• **Information shown**:
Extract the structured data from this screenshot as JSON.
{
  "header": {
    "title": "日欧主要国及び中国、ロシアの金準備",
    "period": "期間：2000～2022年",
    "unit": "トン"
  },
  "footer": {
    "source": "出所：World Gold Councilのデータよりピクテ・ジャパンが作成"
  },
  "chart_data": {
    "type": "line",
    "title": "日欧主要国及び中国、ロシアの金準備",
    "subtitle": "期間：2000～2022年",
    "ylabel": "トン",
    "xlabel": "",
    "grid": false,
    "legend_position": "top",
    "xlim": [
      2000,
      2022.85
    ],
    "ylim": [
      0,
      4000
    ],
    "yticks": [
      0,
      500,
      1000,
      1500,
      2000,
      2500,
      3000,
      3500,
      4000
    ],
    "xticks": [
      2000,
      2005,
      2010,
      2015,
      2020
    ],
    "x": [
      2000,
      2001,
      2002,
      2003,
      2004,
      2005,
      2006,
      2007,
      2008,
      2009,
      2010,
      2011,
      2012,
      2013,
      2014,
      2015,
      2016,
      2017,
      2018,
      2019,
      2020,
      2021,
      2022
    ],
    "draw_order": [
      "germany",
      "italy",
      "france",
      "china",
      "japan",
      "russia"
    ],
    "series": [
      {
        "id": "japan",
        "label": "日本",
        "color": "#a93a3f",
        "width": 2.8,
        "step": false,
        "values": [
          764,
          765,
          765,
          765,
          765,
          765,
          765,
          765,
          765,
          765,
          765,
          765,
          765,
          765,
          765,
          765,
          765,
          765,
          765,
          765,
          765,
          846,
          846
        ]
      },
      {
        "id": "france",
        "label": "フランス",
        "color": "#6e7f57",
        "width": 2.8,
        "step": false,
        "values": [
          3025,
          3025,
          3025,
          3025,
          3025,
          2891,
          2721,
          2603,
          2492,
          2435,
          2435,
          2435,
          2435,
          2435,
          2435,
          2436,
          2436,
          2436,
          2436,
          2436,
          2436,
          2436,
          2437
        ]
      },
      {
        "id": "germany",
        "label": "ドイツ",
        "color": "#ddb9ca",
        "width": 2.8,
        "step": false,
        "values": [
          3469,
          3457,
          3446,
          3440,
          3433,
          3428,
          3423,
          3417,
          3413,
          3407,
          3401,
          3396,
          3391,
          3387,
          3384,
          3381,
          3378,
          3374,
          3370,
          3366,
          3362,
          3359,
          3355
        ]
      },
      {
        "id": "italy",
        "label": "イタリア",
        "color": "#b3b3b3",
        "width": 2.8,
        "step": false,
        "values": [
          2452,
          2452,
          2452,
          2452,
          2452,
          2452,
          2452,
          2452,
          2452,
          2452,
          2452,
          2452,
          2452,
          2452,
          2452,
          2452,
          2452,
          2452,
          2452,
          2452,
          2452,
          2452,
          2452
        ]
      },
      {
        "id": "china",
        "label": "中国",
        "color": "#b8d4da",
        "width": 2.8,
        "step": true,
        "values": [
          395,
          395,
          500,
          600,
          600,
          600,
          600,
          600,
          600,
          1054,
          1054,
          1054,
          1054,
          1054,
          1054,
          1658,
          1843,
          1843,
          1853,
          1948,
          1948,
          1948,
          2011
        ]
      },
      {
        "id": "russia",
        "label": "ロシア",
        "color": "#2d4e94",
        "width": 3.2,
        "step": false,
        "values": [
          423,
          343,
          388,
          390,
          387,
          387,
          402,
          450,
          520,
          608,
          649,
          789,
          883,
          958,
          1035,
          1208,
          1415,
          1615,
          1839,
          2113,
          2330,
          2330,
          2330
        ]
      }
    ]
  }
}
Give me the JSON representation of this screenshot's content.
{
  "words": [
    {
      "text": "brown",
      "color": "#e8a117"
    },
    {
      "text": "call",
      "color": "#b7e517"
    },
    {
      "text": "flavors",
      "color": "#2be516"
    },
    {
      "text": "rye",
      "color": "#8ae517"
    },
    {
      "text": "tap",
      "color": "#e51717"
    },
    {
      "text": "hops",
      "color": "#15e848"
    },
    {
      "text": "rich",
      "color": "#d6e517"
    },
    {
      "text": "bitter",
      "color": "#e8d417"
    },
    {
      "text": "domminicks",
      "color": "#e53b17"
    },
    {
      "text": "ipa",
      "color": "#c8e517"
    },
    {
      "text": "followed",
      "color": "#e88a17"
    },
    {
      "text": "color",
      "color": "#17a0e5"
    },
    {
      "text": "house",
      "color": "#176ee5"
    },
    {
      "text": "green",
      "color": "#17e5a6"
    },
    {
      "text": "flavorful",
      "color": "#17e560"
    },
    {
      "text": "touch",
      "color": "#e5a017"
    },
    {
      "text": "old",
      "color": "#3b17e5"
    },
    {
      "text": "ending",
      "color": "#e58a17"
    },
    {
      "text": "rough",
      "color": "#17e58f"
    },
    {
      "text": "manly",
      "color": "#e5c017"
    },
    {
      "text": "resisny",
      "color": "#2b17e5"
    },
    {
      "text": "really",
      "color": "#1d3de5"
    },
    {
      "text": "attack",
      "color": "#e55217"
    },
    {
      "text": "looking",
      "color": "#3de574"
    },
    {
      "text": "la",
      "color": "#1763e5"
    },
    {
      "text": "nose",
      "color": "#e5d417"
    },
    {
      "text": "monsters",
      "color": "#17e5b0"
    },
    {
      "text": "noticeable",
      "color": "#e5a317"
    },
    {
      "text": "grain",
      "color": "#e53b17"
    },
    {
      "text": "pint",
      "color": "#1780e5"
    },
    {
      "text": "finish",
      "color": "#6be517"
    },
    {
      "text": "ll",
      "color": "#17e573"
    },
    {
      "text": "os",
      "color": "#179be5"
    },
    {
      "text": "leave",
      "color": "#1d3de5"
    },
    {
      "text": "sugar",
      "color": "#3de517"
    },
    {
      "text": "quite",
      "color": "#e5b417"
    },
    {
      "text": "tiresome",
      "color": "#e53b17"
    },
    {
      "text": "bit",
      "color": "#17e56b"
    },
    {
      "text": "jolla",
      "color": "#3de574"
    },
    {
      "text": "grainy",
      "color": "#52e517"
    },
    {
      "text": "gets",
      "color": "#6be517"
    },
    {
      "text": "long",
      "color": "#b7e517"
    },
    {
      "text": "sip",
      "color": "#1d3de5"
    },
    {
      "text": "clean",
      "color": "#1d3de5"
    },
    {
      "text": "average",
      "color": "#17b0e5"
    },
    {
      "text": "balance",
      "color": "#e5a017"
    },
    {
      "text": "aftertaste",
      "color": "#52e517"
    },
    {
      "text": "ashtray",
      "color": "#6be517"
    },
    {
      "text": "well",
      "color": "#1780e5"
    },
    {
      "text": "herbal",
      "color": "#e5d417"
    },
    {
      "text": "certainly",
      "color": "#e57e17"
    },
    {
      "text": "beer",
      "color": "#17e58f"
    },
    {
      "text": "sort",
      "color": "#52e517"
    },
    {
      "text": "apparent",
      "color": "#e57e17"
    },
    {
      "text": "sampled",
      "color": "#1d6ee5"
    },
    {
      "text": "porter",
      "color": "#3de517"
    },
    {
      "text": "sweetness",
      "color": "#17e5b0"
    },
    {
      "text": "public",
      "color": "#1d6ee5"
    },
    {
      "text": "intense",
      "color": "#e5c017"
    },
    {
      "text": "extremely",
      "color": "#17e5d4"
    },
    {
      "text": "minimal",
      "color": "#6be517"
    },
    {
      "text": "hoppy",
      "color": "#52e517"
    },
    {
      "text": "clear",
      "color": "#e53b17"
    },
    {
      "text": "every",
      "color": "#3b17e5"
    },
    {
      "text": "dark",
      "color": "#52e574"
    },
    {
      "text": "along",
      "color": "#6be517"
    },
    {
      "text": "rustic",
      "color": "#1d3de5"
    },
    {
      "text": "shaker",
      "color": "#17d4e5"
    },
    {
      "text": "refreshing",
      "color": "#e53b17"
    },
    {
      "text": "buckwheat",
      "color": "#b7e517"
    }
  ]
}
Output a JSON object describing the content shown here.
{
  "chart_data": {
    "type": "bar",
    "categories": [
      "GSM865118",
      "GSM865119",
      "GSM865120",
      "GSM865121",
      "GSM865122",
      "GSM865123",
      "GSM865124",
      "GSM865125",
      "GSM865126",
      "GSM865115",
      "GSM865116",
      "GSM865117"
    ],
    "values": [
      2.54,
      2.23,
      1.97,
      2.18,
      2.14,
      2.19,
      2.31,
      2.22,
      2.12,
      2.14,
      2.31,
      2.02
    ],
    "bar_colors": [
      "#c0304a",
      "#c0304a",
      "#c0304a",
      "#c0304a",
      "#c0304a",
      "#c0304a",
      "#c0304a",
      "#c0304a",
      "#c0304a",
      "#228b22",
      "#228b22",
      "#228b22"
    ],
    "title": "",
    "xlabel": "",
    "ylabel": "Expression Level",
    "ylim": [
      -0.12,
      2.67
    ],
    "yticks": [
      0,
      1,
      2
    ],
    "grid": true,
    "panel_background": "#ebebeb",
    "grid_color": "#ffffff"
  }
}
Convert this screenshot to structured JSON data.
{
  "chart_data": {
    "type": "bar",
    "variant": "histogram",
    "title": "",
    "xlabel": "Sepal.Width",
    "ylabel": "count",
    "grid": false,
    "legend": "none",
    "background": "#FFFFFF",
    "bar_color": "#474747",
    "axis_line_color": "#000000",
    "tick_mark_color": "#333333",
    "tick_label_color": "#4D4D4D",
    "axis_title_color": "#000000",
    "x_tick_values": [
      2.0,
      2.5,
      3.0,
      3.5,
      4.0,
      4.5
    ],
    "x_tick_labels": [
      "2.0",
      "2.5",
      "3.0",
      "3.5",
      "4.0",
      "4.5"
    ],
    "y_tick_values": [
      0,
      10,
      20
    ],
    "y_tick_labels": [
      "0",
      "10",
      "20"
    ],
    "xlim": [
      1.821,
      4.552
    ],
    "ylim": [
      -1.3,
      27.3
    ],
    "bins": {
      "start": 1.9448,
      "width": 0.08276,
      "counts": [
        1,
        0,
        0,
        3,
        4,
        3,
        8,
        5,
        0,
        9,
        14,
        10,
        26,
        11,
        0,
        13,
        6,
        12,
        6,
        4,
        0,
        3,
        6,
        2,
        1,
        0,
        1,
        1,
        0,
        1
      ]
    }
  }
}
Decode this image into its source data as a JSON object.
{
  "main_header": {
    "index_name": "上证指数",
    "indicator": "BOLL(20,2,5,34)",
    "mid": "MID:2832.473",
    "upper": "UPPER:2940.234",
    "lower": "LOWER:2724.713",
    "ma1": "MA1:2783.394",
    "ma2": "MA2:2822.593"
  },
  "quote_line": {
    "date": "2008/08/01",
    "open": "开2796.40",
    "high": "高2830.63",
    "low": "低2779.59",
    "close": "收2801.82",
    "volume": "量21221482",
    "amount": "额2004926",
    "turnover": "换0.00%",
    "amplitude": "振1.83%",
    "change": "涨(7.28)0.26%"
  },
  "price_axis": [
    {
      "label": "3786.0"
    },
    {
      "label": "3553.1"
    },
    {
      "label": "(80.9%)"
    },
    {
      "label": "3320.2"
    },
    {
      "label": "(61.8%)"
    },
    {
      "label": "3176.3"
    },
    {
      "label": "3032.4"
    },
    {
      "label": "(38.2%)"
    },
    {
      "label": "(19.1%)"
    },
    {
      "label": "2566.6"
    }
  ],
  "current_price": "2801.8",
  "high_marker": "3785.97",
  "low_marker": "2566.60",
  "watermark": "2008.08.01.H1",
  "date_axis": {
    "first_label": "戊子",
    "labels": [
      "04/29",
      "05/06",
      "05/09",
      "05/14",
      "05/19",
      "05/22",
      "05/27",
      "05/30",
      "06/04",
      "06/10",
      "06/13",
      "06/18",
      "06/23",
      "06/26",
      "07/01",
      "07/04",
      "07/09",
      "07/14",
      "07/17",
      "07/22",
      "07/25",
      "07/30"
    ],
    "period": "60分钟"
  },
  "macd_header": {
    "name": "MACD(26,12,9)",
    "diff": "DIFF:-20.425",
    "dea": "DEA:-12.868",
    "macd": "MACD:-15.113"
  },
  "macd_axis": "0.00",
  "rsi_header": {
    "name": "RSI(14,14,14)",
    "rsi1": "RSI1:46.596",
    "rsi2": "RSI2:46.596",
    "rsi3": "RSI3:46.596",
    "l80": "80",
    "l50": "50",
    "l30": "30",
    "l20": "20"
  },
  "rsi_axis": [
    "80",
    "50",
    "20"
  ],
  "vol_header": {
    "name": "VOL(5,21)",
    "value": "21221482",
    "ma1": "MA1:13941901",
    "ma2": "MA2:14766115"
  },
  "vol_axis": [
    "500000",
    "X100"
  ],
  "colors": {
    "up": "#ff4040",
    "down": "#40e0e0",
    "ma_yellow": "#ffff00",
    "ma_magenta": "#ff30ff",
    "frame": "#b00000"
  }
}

• **What is asked**:
Pull every line holding "JSON" out of the records.

• **Answer for the task**:
Extract the structured data from this screenshot as JSON.
Give me the JSON representation of this screenshot's content.
Output a JSON object describing the content shown here.
Convert this screenshot to structured JSON data.
Decode this image into its source data as a JSON object.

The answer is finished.